Task to carry out — Scan the data below for the string "Sample". Show every line where it turns up.

(Data entries)
-- Start --
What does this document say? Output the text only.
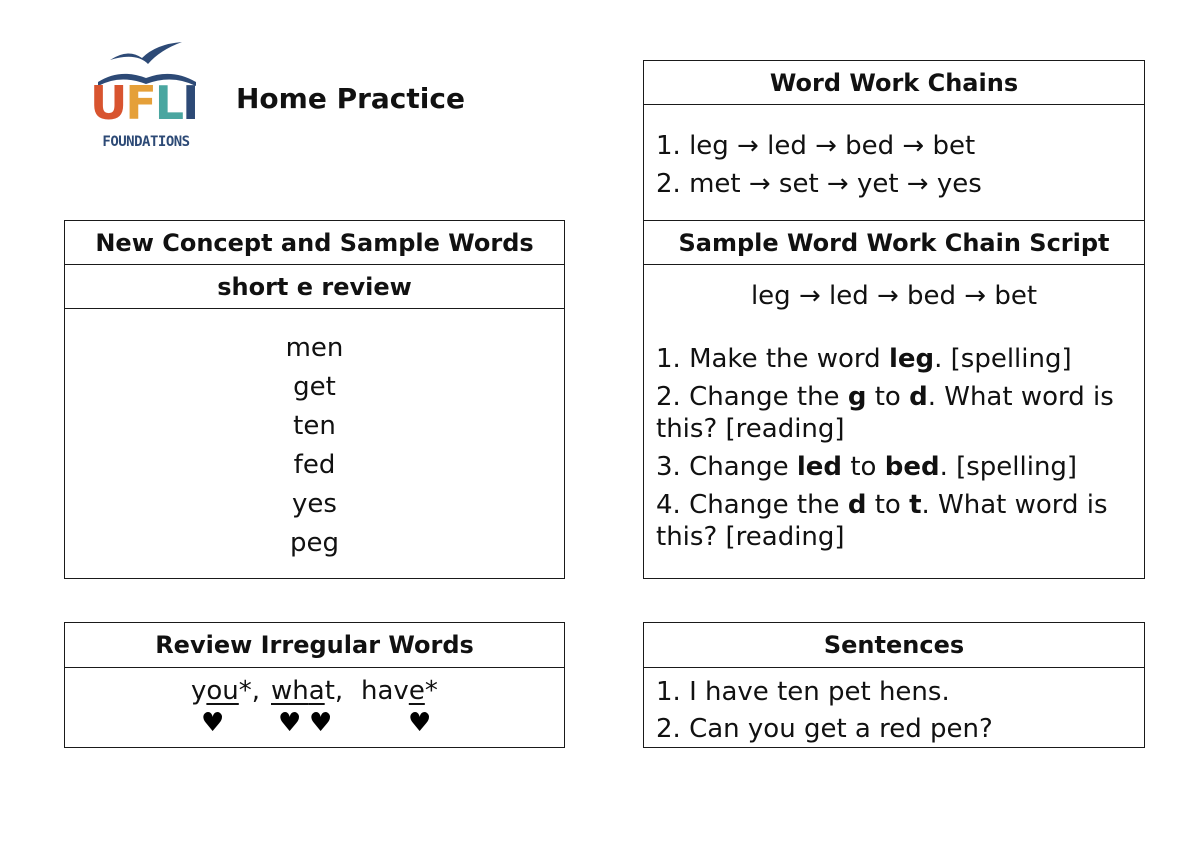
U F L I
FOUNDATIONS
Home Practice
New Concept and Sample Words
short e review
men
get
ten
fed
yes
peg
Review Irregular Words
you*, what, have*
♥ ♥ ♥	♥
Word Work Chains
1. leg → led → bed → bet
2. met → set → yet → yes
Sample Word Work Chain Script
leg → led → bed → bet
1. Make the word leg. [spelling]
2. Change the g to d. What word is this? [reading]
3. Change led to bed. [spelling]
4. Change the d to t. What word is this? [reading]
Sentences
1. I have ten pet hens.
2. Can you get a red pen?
-- End --
-- Start --
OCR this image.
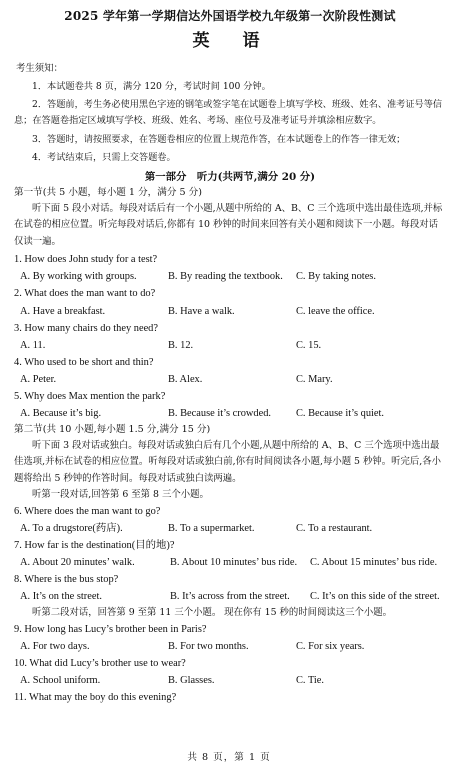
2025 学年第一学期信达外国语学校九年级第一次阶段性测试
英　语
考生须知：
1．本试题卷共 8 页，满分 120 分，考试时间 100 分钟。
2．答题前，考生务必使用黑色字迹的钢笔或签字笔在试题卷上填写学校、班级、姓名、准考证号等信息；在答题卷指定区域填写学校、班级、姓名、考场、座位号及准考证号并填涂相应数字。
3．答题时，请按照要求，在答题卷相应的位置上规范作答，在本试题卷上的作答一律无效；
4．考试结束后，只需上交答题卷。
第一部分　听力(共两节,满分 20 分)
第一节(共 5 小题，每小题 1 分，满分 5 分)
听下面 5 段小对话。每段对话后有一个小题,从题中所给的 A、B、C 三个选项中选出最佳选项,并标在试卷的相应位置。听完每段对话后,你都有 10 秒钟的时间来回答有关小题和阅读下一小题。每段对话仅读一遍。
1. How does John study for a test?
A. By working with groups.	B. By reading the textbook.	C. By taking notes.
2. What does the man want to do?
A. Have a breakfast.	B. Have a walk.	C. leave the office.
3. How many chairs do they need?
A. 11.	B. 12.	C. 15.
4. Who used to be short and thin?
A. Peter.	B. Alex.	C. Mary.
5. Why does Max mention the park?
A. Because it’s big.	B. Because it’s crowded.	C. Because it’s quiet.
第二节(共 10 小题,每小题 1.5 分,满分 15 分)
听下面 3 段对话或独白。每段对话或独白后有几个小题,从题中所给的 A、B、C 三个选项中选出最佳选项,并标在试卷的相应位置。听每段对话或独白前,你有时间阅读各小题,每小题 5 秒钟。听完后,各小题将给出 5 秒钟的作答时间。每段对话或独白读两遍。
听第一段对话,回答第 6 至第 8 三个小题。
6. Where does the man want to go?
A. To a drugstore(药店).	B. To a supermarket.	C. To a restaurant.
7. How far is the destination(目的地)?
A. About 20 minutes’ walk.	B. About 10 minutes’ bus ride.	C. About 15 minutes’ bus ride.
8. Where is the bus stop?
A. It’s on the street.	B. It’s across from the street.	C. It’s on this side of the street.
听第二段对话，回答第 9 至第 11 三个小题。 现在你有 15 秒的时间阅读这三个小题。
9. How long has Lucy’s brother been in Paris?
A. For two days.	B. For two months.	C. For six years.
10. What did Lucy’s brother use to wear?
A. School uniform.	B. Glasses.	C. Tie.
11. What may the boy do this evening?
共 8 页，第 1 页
-- End --
-- Start --
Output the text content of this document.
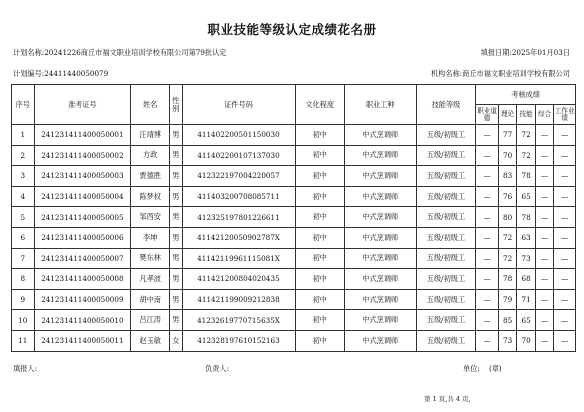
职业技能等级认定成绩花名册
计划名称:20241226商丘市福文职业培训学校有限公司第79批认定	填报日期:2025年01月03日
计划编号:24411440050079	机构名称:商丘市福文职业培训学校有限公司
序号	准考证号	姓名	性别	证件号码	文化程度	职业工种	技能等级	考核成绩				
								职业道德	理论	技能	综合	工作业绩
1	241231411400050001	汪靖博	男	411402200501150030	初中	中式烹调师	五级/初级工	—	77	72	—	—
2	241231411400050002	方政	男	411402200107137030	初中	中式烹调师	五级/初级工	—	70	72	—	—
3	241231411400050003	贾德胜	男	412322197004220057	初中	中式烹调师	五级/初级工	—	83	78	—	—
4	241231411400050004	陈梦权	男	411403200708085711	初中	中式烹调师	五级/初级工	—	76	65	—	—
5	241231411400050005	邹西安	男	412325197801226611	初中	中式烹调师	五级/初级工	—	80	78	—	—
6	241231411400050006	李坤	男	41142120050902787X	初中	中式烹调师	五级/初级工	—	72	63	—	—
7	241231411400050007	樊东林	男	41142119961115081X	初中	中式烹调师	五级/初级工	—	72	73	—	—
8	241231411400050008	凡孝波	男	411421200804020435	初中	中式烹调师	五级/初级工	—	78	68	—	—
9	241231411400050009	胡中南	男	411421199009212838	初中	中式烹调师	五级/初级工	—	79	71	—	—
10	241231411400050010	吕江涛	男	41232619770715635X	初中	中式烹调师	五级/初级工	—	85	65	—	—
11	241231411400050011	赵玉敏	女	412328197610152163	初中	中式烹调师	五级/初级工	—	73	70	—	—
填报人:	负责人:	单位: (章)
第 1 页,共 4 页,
-- End --
Exercise answer —
New Concept and Sample Words
Sample Word Work Chain Script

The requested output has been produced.